— begin INFORMATION SHOWN —

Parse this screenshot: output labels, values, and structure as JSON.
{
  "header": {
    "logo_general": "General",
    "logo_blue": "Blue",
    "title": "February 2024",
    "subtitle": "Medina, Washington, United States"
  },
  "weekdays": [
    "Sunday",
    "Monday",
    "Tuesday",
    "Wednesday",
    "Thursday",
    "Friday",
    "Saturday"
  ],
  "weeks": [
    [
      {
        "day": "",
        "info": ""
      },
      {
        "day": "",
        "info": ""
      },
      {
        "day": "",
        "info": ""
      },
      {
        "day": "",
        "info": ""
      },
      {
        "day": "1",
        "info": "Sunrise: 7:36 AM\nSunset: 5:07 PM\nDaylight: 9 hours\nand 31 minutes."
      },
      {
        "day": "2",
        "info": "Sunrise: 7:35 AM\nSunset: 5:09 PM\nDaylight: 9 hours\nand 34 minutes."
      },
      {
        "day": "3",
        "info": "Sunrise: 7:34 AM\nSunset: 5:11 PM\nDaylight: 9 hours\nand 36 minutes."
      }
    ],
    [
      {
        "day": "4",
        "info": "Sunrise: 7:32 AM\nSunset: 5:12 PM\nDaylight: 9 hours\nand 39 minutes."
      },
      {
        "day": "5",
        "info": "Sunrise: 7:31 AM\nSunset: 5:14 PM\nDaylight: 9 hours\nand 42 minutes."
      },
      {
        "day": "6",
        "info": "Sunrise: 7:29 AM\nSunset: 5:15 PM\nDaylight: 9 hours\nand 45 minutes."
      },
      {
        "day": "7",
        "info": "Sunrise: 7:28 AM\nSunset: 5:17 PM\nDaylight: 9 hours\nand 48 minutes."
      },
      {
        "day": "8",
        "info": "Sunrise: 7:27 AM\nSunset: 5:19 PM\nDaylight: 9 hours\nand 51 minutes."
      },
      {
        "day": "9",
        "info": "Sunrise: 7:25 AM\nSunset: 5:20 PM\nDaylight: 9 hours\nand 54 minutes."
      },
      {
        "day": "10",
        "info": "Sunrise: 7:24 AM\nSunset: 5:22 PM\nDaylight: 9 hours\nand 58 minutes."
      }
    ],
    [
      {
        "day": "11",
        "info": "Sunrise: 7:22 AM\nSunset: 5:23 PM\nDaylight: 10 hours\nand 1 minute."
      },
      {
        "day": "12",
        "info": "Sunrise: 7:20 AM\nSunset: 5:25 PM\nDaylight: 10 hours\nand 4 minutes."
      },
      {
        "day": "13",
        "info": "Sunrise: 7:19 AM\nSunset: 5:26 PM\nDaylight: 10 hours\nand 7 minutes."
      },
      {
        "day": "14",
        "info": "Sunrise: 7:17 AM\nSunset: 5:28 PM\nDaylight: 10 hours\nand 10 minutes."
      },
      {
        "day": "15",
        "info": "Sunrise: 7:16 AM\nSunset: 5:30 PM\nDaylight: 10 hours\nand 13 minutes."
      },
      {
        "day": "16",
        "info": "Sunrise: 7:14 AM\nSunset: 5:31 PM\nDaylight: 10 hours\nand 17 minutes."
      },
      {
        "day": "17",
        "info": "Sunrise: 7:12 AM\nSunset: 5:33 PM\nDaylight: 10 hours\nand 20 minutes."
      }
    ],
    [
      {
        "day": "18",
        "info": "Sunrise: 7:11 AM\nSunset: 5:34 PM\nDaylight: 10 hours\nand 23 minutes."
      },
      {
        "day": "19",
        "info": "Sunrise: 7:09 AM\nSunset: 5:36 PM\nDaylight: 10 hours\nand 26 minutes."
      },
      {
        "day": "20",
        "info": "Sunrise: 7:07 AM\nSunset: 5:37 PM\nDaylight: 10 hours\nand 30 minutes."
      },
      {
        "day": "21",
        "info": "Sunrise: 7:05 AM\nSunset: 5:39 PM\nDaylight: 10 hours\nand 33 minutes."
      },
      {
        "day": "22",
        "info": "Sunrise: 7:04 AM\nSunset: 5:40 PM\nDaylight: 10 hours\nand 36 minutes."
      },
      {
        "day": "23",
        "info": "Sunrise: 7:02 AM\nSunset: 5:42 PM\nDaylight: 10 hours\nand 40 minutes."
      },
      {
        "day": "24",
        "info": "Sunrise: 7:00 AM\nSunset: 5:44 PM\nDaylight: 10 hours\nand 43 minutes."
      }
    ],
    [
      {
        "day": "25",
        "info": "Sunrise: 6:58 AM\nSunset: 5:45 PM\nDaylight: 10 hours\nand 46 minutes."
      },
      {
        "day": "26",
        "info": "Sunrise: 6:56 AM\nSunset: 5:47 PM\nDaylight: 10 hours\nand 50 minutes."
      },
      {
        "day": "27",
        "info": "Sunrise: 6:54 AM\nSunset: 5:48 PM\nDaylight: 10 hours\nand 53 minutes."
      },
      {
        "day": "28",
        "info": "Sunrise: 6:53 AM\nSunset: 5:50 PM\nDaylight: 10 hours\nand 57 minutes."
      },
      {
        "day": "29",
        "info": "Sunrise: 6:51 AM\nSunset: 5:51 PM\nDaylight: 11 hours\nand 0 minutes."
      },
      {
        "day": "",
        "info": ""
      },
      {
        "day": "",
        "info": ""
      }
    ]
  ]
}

— end INFORMATION SHOWN —
— begin INFORMATION SHOWN —

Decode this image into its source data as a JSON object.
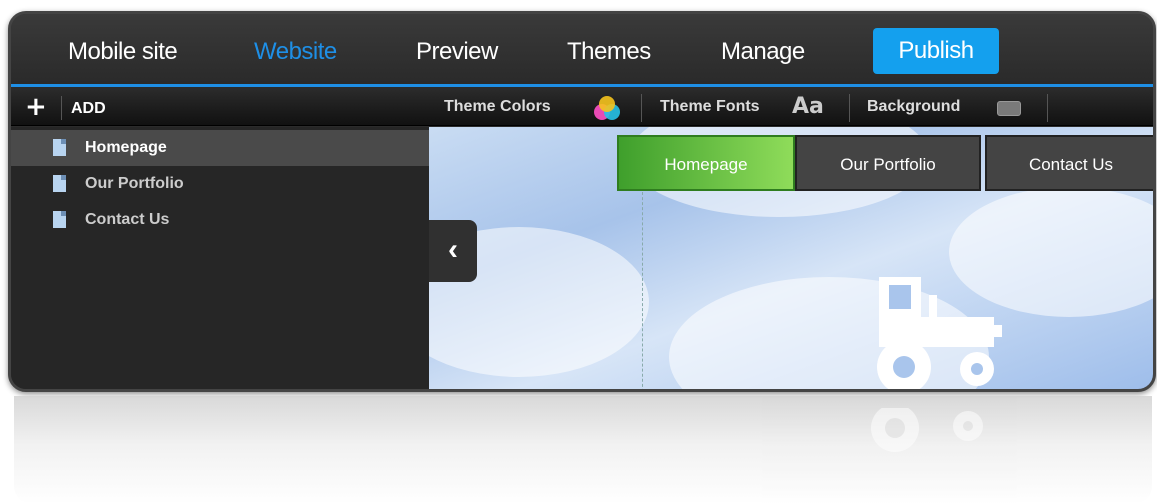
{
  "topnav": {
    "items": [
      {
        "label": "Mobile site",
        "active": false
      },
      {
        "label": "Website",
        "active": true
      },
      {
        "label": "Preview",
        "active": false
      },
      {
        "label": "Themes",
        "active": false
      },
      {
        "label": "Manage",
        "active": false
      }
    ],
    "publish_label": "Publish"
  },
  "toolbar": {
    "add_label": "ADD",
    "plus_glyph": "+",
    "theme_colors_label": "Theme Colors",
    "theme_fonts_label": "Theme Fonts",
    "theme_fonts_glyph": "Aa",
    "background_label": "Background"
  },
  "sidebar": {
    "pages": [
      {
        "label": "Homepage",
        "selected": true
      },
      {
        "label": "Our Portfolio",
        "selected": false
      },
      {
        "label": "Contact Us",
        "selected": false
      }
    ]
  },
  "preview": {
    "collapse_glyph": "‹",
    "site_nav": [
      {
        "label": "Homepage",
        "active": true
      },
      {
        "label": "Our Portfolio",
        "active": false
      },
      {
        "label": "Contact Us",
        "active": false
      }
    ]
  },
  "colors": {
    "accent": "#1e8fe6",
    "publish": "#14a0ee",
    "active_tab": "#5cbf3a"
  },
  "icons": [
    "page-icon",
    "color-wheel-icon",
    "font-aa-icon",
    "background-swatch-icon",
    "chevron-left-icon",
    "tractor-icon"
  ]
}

— end INFORMATION SHOWN —

BRIEF: What is the number of lines that hold the string "JSON"? Reply with that number alone.

REPLY: 2